> _Exercise requirements_
Locate the lines where "name" occurs and copy them as they stand.

> _Supplied material_
□ □ □

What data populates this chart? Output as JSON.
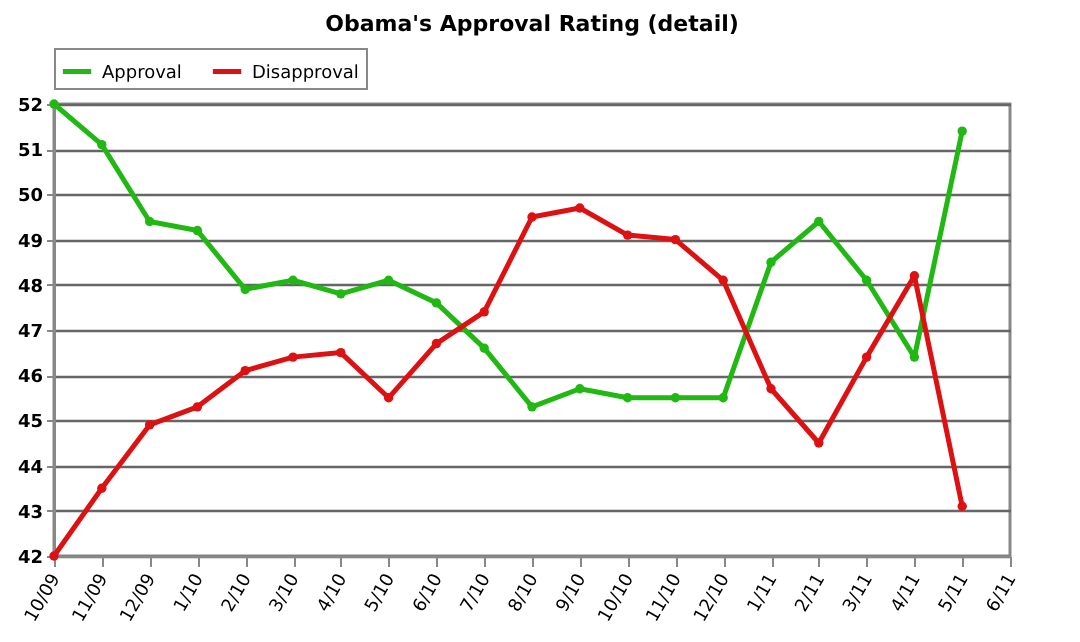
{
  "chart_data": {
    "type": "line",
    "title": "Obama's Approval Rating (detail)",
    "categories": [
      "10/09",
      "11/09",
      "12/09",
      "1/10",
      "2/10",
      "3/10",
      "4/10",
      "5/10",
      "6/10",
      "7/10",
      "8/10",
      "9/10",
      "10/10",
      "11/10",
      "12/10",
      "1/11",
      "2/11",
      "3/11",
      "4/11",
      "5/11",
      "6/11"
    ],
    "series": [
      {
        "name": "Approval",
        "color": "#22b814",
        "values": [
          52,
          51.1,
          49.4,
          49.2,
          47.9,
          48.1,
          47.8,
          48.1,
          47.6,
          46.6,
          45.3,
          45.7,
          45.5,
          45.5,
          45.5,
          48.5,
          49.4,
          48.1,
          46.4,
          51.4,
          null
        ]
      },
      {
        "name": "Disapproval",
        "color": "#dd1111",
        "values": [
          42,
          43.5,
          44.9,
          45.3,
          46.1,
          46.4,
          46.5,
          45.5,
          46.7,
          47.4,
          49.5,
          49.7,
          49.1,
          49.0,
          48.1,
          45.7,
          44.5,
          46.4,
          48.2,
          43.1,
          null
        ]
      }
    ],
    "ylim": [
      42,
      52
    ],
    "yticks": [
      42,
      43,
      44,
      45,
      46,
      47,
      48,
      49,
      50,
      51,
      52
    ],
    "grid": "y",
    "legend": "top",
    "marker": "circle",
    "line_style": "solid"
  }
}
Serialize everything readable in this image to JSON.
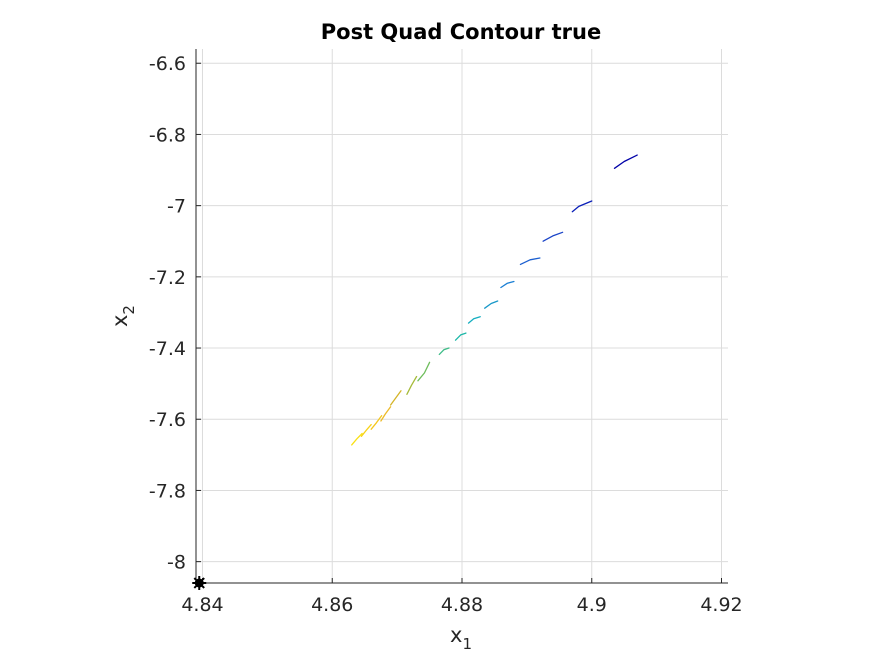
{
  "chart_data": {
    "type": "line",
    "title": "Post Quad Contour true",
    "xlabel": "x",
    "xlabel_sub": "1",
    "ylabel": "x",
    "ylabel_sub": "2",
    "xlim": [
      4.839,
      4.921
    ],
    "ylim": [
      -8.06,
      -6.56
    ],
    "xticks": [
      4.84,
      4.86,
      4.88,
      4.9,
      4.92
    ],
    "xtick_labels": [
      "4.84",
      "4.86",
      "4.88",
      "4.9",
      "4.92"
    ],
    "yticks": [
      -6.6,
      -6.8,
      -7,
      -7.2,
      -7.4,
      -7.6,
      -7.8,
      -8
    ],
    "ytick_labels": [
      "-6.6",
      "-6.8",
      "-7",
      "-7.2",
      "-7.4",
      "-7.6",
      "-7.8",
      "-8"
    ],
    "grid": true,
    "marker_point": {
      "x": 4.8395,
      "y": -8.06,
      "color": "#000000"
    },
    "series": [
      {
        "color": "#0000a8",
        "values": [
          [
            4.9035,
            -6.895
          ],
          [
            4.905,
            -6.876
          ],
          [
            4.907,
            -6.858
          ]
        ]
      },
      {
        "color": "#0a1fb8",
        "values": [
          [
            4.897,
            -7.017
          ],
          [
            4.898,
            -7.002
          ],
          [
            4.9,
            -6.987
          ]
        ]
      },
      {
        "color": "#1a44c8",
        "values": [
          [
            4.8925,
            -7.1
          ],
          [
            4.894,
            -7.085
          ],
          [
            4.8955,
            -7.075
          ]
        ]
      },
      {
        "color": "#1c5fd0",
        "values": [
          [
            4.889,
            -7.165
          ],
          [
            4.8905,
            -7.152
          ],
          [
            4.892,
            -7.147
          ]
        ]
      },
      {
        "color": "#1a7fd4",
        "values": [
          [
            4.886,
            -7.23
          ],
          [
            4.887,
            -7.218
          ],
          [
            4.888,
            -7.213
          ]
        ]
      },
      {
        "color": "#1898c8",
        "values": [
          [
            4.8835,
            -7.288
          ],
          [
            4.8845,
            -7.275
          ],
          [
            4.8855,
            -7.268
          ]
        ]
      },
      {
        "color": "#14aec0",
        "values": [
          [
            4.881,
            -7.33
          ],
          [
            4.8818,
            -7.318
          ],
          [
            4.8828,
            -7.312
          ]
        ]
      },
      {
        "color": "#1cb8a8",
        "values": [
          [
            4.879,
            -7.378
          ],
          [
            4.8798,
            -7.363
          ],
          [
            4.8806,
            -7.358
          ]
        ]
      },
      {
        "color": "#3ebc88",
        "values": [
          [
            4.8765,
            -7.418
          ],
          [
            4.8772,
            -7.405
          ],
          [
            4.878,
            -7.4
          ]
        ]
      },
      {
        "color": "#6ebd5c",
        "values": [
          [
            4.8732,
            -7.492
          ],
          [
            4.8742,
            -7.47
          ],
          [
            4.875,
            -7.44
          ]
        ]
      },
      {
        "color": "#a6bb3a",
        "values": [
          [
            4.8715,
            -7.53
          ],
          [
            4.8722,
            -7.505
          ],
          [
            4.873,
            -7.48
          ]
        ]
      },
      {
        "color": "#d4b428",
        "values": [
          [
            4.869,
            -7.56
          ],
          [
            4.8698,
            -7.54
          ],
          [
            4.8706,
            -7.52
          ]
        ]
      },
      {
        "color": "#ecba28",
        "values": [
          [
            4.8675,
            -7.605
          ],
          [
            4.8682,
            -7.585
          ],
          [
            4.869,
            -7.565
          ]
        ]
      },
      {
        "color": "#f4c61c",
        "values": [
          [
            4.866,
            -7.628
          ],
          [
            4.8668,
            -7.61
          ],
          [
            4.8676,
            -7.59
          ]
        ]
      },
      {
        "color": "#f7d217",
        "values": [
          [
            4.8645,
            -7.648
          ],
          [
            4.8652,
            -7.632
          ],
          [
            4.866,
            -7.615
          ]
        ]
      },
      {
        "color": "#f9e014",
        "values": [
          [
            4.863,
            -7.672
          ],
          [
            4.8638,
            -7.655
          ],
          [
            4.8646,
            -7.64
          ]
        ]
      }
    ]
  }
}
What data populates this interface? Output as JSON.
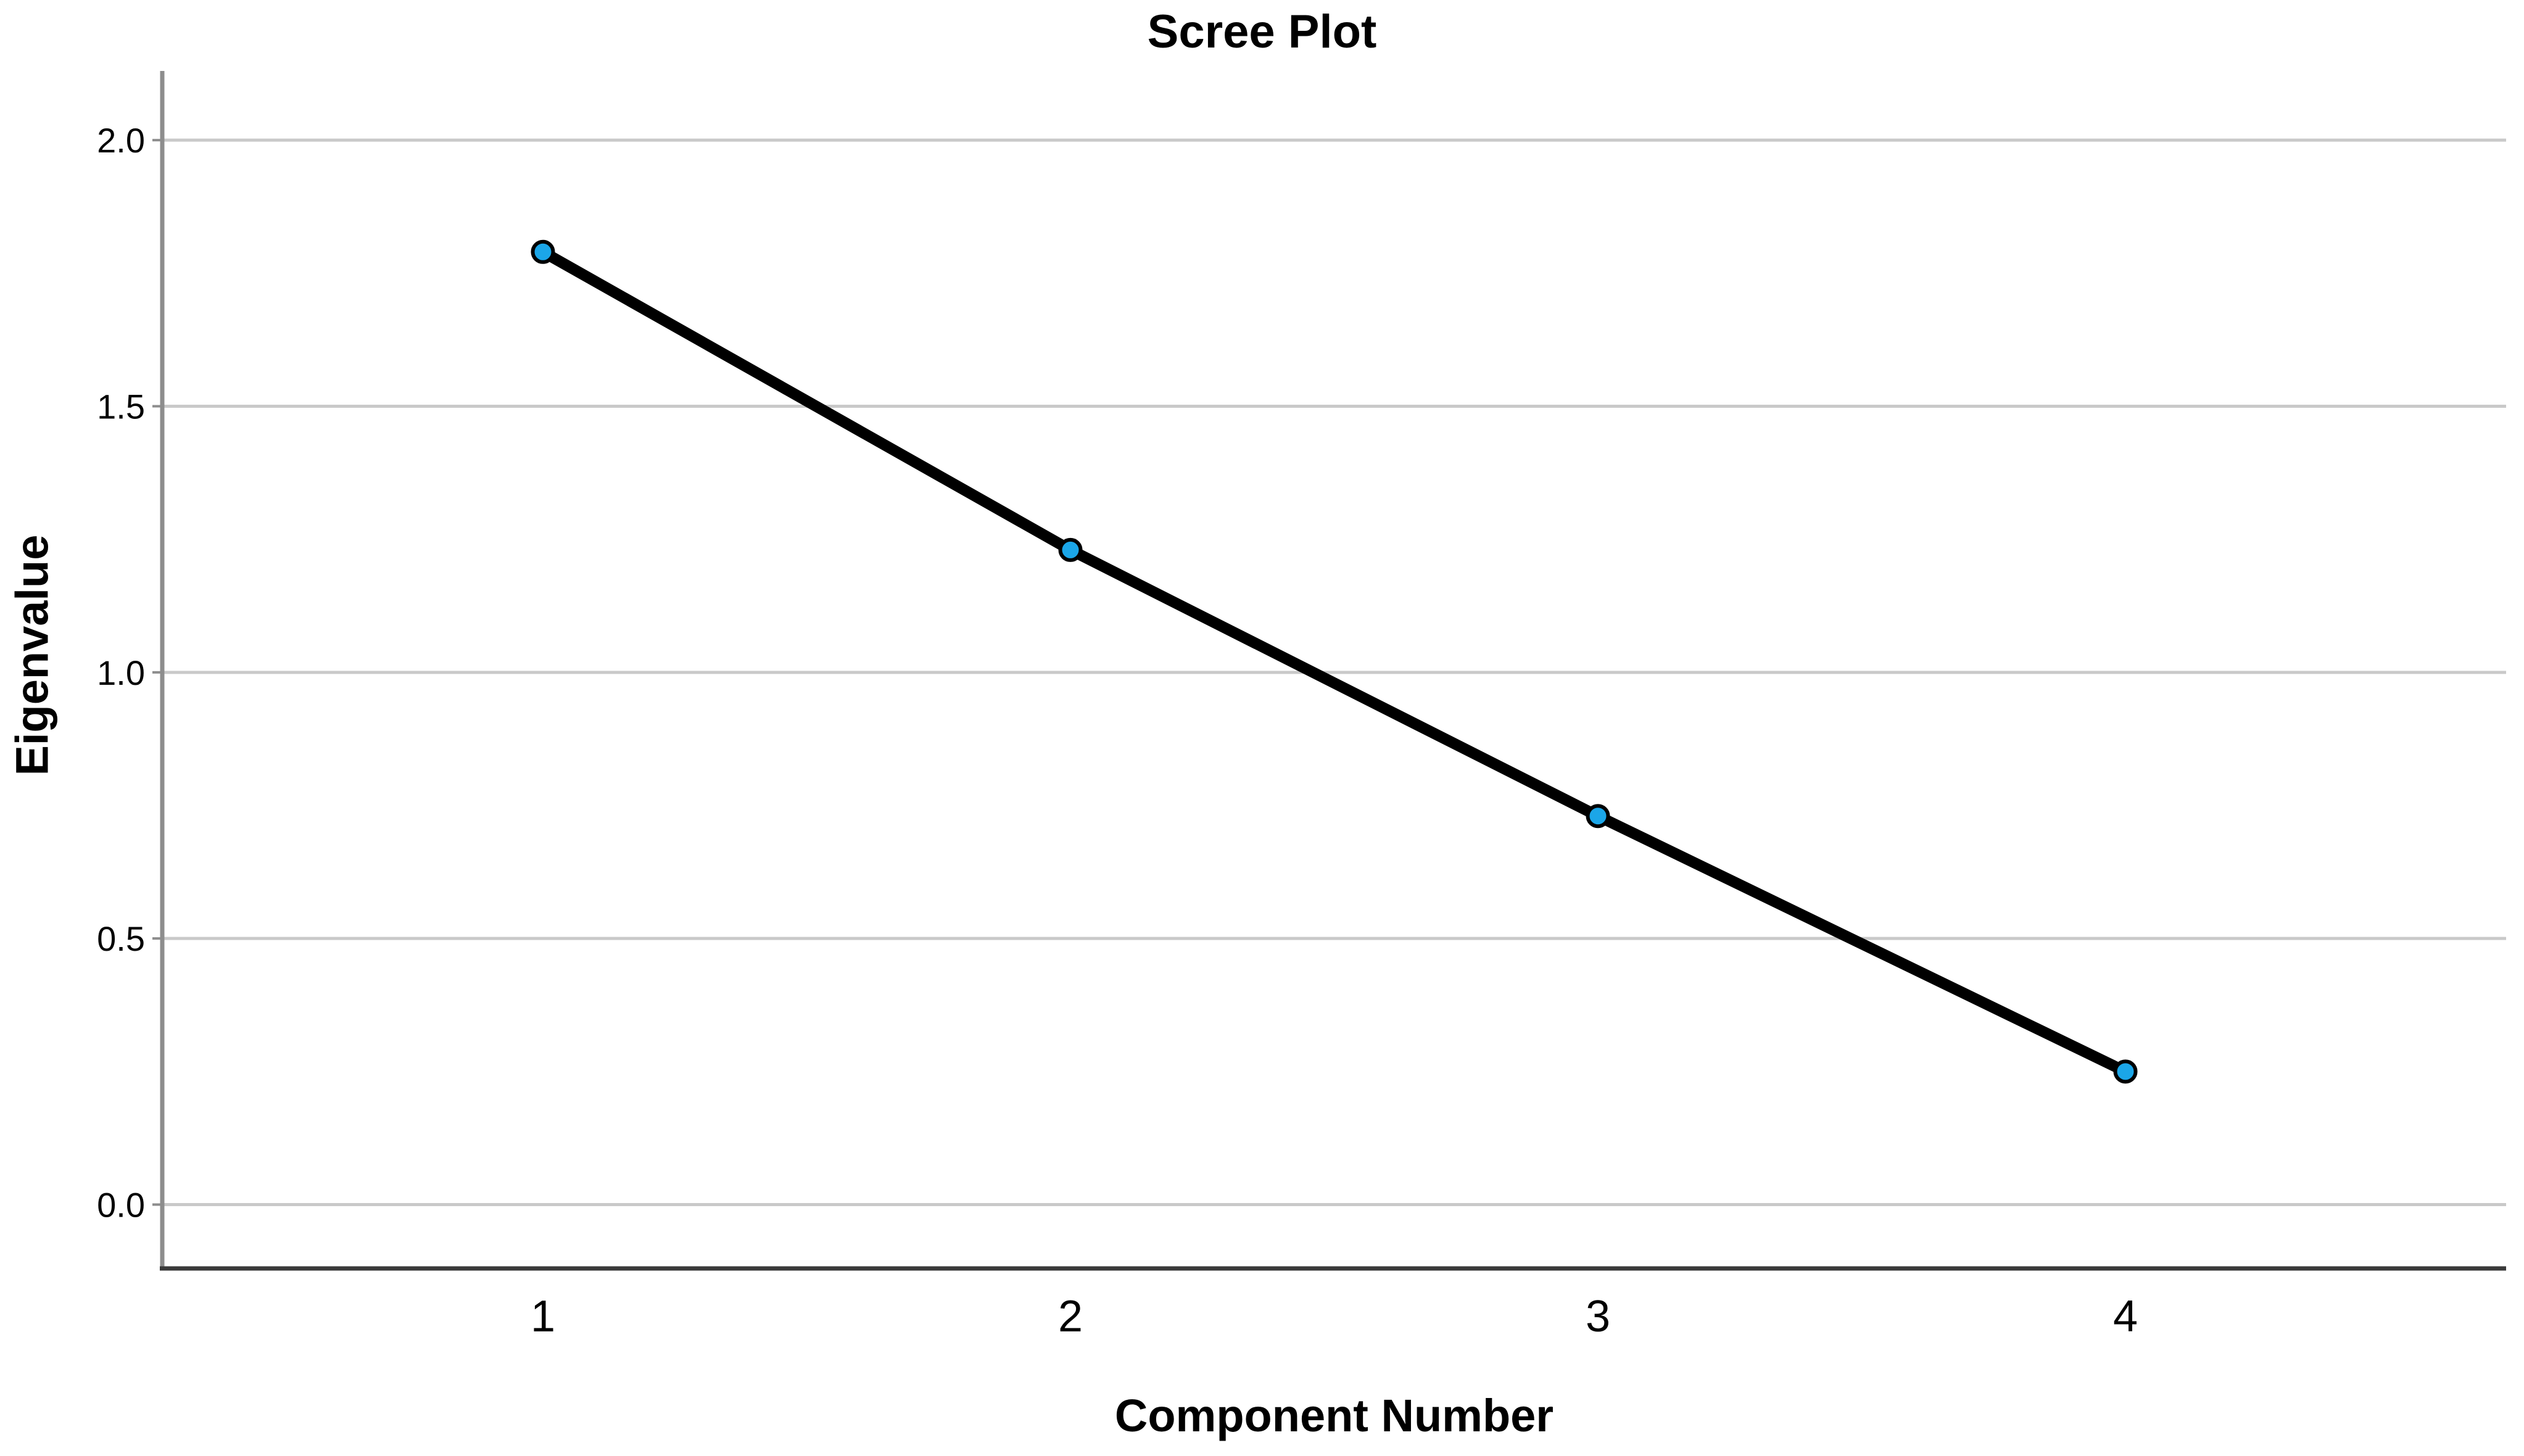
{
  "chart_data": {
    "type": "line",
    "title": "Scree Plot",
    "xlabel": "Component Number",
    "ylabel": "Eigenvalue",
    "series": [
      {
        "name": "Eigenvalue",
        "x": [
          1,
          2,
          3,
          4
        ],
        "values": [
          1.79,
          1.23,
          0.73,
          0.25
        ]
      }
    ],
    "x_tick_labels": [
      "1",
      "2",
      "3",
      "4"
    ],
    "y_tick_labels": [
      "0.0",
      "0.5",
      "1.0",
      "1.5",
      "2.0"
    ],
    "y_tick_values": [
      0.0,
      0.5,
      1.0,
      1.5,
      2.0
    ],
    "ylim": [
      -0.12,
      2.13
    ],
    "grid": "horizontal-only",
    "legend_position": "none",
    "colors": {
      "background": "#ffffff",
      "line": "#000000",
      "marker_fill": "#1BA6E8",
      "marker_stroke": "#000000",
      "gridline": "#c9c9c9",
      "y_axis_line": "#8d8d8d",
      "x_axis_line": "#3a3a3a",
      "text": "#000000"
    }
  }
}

□ □ □

> _Solution for this exercise_
        "name": "Approval",
        "name": "Disapproval",
        "name": "Eigenvalue",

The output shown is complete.